Set exercise —
Which lines hold the word "helynév"? Show each of them.

Records for this exercise —
>> Begin
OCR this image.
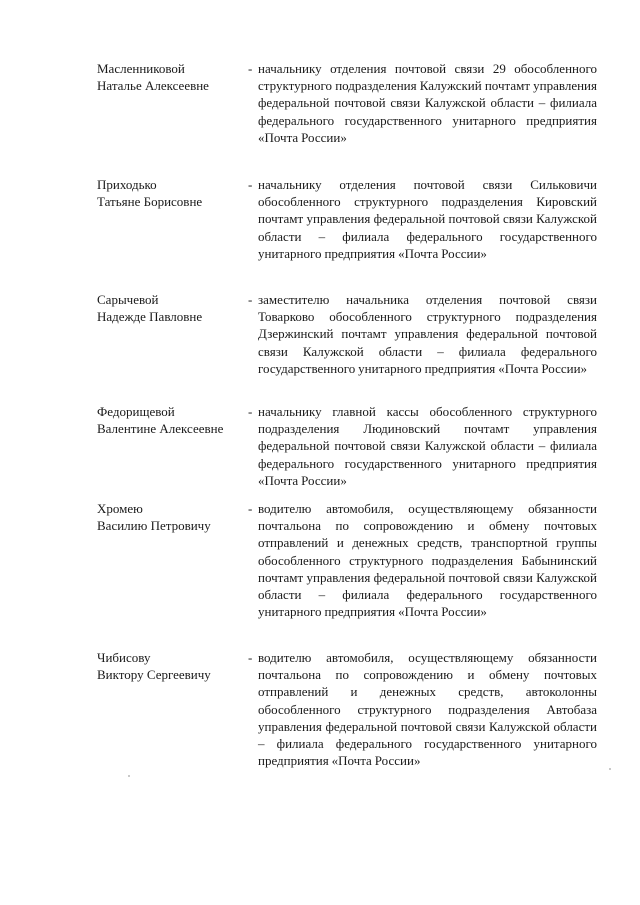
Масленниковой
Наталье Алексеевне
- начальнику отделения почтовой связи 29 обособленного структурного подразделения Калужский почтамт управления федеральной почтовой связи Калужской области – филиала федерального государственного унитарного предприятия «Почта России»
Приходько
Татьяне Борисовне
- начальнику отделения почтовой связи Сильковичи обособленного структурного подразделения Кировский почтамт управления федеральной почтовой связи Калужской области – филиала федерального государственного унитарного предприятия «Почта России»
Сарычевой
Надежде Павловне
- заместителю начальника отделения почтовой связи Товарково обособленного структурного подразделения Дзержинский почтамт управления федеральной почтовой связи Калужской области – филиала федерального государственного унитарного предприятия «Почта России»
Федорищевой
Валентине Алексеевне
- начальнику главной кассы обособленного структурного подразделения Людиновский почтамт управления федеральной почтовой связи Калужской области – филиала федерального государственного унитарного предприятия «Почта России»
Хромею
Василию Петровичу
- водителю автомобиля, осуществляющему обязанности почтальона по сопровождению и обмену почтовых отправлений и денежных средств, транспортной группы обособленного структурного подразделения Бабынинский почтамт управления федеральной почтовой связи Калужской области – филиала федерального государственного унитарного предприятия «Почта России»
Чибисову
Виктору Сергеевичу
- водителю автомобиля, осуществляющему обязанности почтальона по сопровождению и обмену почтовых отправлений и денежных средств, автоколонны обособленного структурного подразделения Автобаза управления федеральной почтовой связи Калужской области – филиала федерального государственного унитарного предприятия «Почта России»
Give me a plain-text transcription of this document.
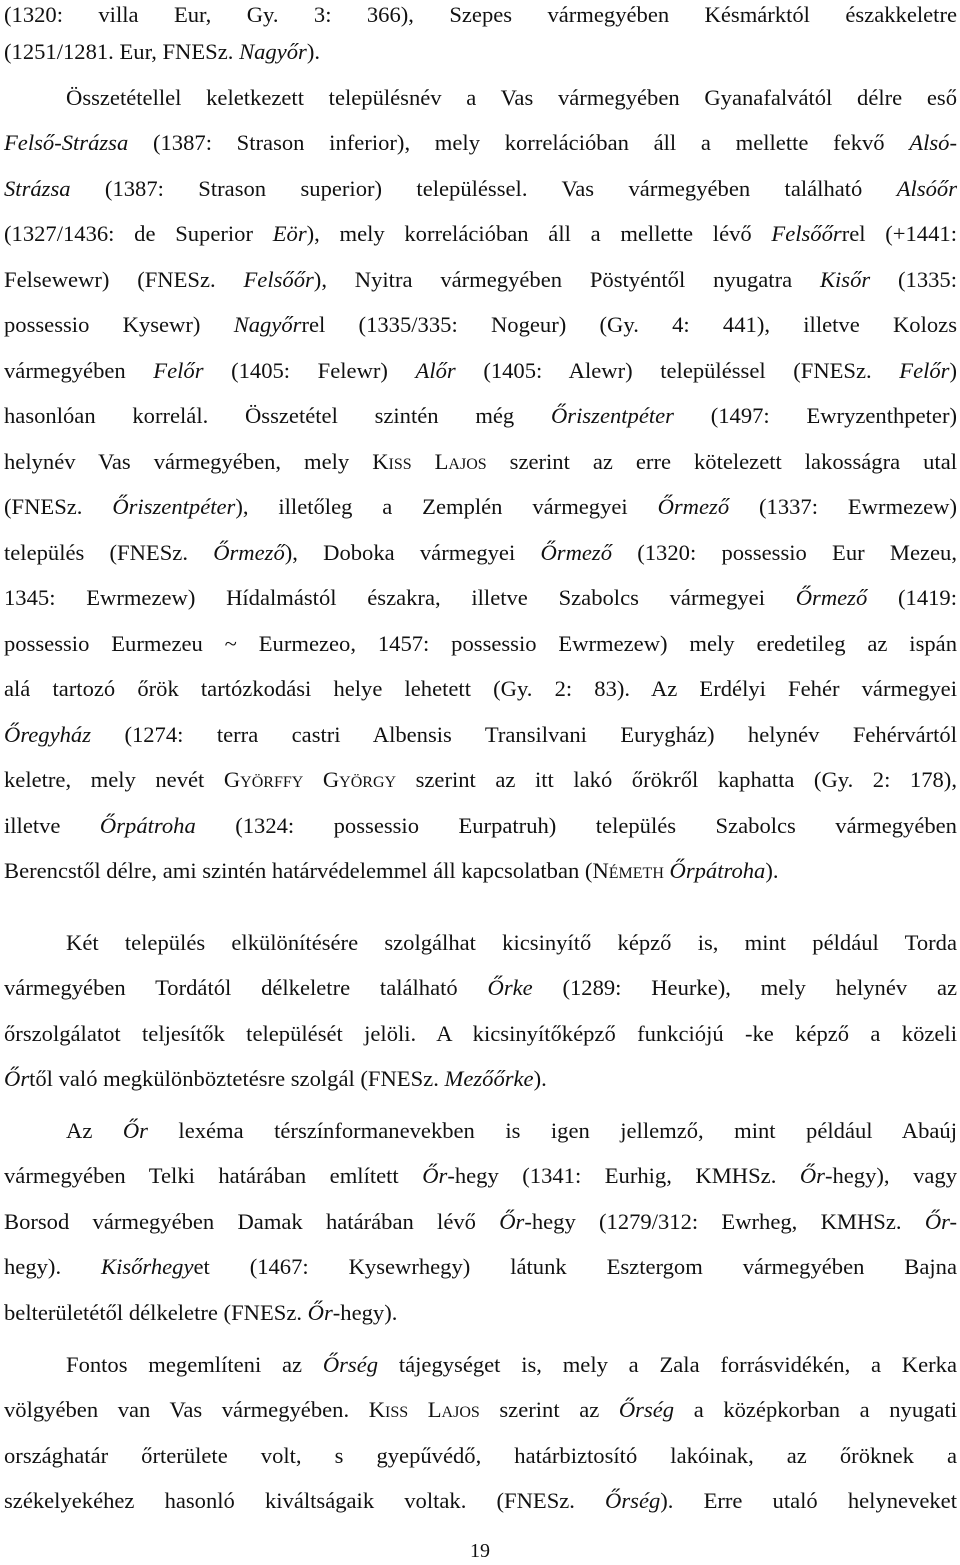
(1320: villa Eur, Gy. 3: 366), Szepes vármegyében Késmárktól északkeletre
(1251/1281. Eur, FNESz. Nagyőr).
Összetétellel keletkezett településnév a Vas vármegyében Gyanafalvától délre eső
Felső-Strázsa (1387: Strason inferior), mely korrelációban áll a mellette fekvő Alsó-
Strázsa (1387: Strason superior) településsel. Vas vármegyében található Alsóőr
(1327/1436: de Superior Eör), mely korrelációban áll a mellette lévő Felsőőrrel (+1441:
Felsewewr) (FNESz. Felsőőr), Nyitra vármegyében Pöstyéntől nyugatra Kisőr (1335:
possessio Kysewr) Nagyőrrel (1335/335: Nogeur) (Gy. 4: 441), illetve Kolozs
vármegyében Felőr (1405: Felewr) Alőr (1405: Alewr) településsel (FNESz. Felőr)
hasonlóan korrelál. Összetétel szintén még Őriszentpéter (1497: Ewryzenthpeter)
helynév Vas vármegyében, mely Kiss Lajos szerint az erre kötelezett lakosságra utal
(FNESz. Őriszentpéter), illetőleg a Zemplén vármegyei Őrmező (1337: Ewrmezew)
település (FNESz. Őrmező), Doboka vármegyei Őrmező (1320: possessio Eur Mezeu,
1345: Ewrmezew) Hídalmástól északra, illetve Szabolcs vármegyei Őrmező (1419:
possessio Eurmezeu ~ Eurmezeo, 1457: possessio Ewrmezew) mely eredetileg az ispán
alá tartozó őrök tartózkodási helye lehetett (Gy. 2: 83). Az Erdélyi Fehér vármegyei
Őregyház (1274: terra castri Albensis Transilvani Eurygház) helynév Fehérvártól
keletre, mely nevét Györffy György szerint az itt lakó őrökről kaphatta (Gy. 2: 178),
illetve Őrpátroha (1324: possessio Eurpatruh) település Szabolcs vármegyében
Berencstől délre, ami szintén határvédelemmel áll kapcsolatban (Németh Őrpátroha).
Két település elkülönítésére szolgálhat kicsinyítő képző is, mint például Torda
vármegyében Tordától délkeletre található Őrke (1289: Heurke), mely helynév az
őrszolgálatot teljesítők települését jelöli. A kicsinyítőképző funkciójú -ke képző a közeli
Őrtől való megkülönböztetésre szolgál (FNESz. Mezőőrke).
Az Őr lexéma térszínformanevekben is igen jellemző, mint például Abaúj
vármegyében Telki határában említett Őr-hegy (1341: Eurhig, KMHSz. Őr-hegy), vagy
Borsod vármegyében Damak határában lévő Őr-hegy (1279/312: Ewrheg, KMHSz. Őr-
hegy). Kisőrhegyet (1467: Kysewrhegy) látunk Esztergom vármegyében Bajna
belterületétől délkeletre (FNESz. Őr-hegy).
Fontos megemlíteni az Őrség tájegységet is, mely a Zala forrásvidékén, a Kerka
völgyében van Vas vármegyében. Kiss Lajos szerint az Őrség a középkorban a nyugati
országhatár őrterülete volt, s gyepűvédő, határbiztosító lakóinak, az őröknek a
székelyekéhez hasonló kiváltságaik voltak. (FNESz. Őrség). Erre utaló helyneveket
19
>> End
>> Begin
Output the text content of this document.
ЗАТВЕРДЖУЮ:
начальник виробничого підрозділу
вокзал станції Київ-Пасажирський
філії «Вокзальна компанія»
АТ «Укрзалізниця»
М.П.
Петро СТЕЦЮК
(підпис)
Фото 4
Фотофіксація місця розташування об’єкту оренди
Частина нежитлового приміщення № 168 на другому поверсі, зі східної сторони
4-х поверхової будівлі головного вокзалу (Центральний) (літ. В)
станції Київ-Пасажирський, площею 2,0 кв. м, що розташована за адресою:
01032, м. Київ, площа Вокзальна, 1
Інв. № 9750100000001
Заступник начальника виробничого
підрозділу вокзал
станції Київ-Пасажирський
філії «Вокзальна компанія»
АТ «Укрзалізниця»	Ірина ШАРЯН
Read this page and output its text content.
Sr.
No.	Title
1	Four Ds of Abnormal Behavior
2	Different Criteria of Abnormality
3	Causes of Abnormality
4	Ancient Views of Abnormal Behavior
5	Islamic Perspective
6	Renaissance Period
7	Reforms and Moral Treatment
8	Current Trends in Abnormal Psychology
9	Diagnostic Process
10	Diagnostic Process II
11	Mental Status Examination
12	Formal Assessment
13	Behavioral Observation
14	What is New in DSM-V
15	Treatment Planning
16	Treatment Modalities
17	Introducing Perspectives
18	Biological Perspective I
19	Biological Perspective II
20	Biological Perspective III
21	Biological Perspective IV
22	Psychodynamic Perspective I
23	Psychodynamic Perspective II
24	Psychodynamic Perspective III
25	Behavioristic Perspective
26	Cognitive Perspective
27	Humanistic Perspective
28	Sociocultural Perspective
>> End
Answer in full —
helynév Vas vármegyében, mely Kiss Lajos szerint az erre kötelezett lakosságra utal
Őregyház (1274: terra castri Albensis Transilvani Eurygház) helynév Fehérvártól
vármegyében Tordától délkeletre található Őrke (1289: Heurke), mely helynév az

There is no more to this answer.